> **MATERIAL FOR THE TASK**
<<<<

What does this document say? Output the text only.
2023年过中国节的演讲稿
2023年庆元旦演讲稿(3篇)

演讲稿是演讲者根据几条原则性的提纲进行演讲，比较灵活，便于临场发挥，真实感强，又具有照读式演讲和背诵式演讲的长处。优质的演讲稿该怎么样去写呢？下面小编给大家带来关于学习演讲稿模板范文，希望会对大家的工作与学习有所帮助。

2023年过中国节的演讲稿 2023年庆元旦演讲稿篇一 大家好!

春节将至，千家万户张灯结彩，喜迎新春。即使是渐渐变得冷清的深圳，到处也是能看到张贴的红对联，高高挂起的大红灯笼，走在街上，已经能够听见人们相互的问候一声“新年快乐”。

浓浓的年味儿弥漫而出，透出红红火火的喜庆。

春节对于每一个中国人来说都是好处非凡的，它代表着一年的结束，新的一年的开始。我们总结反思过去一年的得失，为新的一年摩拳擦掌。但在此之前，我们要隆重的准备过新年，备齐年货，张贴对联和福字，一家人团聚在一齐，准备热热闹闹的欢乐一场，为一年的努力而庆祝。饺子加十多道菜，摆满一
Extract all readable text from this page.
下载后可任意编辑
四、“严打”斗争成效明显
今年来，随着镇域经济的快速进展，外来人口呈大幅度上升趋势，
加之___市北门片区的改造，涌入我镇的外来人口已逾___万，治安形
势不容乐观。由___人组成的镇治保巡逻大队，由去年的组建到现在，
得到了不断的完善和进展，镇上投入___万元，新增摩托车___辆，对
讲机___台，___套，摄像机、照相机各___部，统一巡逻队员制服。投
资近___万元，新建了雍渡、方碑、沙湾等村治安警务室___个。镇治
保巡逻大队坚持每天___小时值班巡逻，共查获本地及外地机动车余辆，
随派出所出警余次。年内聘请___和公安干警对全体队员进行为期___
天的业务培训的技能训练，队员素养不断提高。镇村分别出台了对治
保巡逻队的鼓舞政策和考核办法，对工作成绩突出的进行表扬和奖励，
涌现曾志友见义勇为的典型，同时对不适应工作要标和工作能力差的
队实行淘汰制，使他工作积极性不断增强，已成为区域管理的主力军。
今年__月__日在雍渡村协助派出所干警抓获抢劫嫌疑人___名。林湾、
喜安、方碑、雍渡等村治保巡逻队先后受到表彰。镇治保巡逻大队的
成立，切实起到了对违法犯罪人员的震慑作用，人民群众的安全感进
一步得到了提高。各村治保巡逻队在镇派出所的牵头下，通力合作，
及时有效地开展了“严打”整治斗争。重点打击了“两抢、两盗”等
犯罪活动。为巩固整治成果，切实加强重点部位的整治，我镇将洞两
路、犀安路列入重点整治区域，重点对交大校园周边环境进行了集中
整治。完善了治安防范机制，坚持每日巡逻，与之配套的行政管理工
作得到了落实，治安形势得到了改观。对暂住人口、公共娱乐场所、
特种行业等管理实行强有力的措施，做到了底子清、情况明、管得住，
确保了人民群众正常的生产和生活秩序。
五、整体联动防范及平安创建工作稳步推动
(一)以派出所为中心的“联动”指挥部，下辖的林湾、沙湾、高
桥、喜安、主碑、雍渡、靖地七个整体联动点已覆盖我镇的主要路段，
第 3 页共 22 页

>>>>

> **WHAT YOU ARE ASKED TO DO**
Reproduce each entry exactly, leaving out nothing.

> **SOLUTION FOR THIS TASK**
What does this document say? Output the text only.
2023年过中国节的演讲稿
2023年庆元旦演讲稿(3篇)

演讲稿是演讲者根据几条原则性的提纲进行演讲，比较灵活，便于临场发挥，真实感强，又具有照读式演讲和背诵式演讲的长处。优质的演讲稿该怎么样去写呢？下面小编给大家带来关于学习演讲稿模板范文，希望会对大家的工作与学习有所帮助。

2023年过中国节的演讲稿 2023年庆元旦演讲稿篇一 大家好!

春节将至，千家万户张灯结彩，喜迎新春。即使是渐渐变得冷清的深圳，到处也是能看到张贴的红对联，高高挂起的大红灯笼，走在街上，已经能够听见人们相互的问候一声“新年快乐”。

浓浓的年味儿弥漫而出，透出红红火火的喜庆。

春节对于每一个中国人来说都是好处非凡的，它代表着一年的结束，新的一年的开始。我们总结反思过去一年的得失，为新的一年摩拳擦掌。但在此之前，我们要隆重的准备过新年，备齐年货，张贴对联和福字，一家人团聚在一齐，准备热热闹闹的欢乐一场，为一年的努力而庆祝。饺子加十多道菜，摆满一
Extract all readable text from this page.
下载后可任意编辑
四、“严打”斗争成效明显
今年来，随着镇域经济的快速进展，外来人口呈大幅度上升趋势，
加之___市北门片区的改造，涌入我镇的外来人口已逾___万，治安形
势不容乐观。由___人组成的镇治保巡逻大队，由去年的组建到现在，
得到了不断的完善和进展，镇上投入___万元，新增摩托车___辆，对
讲机___台，___套，摄像机、照相机各___部，统一巡逻队员制服。投
资近___万元，新建了雍渡、方碑、沙湾等村治安警务室___个。镇治
保巡逻大队坚持每天___小时值班巡逻，共查获本地及外地机动车余辆，
随派出所出警余次。年内聘请___和公安干警对全体队员进行为期___
天的业务培训的技能训练，队员素养不断提高。镇村分别出台了对治
保巡逻队的鼓舞政策和考核办法，对工作成绩突出的进行表扬和奖励，
涌现曾志友见义勇为的典型，同时对不适应工作要标和工作能力差的
队实行淘汰制，使他工作积极性不断增强，已成为区域管理的主力军。
今年__月__日在雍渡村协助派出所干警抓获抢劫嫌疑人___名。林湾、
喜安、方碑、雍渡等村治保巡逻队先后受到表彰。镇治保巡逻大队的
成立，切实起到了对违法犯罪人员的震慑作用，人民群众的安全感进
一步得到了提高。各村治保巡逻队在镇派出所的牵头下，通力合作，
及时有效地开展了“严打”整治斗争。重点打击了“两抢、两盗”等
犯罪活动。为巩固整治成果，切实加强重点部位的整治，我镇将洞两
路、犀安路列入重点整治区域，重点对交大校园周边环境进行了集中
整治。完善了治安防范机制，坚持每日巡逻，与之配套的行政管理工
作得到了落实，治安形势得到了改观。对暂住人口、公共娱乐场所、
特种行业等管理实行强有力的措施，做到了底子清、情况明、管得住，
确保了人民群众正常的生产和生活秩序。
五、整体联动防范及平安创建工作稳步推动
(一)以派出所为中心的“联动”指挥部，下辖的林湾、沙湾、高
桥、喜安、主碑、雍渡、靖地七个整体联动点已覆盖我镇的主要路段，
第 3 页共 22 页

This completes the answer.